**Records for the exercise:**
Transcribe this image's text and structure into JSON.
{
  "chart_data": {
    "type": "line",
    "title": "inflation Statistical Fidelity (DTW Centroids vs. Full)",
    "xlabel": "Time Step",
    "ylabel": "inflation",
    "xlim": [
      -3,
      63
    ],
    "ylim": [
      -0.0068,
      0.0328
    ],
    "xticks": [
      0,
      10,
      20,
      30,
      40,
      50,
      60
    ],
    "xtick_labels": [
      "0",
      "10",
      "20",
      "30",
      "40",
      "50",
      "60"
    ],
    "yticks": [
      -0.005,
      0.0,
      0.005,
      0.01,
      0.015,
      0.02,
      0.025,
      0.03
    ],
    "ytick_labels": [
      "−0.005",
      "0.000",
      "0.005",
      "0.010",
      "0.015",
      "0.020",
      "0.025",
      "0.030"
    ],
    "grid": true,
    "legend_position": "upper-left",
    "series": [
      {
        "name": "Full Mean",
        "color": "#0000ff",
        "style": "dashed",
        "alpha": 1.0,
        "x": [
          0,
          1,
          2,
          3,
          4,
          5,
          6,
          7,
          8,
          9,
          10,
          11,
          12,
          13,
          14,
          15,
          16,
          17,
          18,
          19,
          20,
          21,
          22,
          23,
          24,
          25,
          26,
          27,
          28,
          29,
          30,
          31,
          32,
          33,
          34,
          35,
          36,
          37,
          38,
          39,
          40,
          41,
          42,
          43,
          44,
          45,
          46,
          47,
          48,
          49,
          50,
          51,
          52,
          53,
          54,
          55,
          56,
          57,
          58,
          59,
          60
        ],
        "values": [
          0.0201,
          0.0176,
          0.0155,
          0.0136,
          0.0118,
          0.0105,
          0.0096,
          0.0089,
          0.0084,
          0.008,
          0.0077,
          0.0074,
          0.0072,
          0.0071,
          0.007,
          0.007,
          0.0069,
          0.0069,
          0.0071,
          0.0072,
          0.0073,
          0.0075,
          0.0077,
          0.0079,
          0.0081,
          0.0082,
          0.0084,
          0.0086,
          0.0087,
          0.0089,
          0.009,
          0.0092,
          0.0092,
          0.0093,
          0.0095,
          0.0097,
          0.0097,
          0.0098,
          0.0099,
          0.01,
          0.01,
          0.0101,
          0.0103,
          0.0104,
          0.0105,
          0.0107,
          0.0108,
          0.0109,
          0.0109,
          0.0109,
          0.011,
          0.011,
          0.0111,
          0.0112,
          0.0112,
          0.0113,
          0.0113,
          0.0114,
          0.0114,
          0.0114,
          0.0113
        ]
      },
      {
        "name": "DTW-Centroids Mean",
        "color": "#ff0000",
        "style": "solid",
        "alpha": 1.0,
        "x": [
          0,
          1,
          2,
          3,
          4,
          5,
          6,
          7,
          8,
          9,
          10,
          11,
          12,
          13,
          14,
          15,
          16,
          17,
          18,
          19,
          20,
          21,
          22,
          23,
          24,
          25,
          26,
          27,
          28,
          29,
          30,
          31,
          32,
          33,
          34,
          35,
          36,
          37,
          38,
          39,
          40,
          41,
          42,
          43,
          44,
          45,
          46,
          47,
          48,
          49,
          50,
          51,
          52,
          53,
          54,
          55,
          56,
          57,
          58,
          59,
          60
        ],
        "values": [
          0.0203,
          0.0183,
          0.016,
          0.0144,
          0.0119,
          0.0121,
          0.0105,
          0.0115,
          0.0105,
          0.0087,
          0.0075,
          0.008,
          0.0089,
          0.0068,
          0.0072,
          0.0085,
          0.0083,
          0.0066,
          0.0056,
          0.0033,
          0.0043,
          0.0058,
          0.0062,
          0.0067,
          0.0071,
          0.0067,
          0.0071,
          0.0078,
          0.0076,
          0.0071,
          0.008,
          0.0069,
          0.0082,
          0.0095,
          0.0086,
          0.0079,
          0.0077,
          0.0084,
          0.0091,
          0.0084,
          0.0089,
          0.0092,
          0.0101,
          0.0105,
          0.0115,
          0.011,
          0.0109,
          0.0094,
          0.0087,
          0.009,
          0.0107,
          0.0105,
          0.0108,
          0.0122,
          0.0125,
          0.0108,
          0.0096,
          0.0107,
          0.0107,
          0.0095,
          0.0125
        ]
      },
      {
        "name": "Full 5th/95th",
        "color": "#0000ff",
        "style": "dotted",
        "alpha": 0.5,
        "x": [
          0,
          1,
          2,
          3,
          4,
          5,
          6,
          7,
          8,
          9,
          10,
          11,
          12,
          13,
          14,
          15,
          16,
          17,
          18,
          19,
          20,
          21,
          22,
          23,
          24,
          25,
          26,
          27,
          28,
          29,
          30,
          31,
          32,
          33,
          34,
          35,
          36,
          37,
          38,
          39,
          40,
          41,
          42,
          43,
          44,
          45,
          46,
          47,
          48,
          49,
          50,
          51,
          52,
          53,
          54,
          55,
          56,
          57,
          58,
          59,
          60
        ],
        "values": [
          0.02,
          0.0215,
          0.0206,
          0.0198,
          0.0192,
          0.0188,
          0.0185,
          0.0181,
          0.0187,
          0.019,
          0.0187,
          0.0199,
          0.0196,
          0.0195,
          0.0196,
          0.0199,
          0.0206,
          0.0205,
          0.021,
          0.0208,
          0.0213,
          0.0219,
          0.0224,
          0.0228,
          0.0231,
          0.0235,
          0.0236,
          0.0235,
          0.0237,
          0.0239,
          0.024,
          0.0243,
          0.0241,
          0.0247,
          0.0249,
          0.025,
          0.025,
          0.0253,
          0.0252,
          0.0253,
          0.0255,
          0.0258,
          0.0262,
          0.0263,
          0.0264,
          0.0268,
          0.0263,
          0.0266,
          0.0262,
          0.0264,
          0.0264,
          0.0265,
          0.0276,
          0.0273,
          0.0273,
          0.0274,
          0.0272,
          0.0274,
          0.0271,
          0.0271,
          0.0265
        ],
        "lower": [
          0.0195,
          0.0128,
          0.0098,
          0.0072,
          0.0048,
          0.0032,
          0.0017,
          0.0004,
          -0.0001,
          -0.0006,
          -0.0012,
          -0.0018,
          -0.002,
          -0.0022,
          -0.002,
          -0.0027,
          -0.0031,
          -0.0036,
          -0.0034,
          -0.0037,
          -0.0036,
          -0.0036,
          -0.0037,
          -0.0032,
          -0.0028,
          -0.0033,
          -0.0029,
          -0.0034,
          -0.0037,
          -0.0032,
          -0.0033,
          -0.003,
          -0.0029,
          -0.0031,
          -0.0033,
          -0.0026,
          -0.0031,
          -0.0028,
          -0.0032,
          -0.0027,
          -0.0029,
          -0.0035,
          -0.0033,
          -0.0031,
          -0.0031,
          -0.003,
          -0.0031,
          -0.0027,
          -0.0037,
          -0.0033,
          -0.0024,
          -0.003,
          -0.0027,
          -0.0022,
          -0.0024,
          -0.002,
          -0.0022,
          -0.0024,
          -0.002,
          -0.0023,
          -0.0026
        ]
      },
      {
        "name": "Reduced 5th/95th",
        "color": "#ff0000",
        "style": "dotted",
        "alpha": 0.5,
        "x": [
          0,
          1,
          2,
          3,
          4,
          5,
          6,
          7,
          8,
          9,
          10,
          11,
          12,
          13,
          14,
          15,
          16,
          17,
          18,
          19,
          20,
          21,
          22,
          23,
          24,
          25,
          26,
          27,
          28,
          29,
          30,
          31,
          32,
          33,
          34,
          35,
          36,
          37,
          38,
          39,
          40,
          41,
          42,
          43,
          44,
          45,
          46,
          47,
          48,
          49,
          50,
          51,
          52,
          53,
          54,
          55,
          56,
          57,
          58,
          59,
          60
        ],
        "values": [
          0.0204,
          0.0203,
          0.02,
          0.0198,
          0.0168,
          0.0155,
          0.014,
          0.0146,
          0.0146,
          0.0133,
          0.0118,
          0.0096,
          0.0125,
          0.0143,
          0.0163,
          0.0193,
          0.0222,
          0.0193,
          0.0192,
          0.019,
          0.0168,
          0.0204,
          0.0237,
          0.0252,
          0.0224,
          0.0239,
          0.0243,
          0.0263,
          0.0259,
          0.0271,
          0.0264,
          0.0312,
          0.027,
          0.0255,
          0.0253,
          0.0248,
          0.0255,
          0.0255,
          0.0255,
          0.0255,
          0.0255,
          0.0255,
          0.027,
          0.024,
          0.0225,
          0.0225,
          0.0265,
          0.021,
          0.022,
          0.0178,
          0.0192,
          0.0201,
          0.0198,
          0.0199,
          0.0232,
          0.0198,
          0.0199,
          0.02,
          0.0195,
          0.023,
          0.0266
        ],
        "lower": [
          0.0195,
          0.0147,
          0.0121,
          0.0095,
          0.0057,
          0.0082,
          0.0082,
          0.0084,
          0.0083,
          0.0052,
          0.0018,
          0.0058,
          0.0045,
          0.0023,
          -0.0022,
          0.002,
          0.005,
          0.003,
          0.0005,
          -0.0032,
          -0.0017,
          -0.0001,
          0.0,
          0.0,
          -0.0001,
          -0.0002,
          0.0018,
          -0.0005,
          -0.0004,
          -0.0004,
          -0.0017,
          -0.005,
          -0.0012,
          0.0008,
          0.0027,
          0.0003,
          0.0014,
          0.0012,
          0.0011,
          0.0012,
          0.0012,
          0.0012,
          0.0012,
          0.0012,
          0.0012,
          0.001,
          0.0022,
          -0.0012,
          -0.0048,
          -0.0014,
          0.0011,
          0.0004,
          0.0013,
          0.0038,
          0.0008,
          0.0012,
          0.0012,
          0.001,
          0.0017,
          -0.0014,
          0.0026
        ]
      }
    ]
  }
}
---
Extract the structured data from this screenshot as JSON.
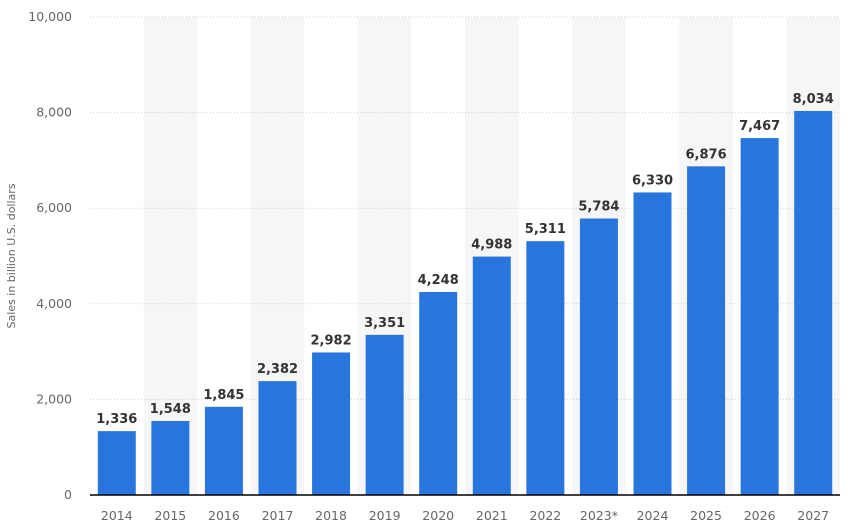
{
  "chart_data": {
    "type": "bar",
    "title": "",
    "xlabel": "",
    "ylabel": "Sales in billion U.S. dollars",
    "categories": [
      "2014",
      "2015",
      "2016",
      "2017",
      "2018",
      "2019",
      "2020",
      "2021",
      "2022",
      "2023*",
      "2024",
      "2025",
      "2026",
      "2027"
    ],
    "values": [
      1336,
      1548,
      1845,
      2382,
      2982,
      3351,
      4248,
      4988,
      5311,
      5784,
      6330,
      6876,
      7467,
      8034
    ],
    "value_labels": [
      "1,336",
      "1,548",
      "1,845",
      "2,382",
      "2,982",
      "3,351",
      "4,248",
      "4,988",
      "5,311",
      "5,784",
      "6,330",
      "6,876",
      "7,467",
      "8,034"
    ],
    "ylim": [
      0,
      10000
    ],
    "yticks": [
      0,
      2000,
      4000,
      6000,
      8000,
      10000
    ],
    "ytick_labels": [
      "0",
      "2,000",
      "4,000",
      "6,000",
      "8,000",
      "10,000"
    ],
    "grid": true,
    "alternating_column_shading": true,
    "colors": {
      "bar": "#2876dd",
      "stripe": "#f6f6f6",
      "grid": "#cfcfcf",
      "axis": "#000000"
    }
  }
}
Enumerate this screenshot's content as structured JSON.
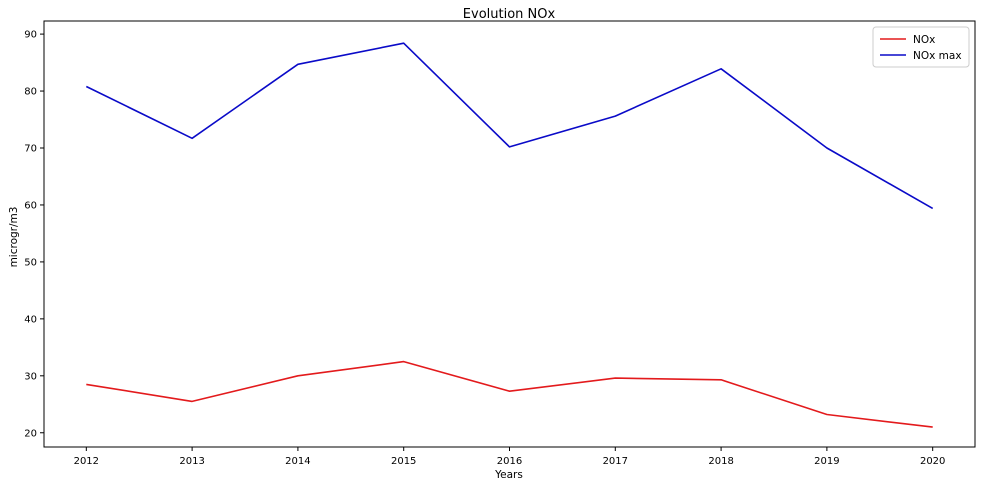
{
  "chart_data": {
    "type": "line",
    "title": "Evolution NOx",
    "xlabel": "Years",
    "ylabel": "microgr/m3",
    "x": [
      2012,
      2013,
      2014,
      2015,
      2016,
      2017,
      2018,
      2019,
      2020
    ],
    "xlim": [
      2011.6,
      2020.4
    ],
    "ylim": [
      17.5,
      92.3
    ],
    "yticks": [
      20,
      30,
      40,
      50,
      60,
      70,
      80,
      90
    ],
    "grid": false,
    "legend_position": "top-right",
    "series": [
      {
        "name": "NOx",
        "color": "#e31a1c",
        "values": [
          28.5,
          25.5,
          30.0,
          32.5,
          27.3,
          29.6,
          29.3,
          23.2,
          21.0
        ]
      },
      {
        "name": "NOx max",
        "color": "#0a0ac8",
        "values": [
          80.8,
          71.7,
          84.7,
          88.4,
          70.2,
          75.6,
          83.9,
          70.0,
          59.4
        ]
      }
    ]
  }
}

**What is required:**
Pick out every line above that holds the word "Full" and copy it.

**Exercise output:**
    "title": "inflation Statistical Fidelity (DTW Centroids vs. Full)",
        "name": "Full Mean",
        "name": "Full 5th/95th",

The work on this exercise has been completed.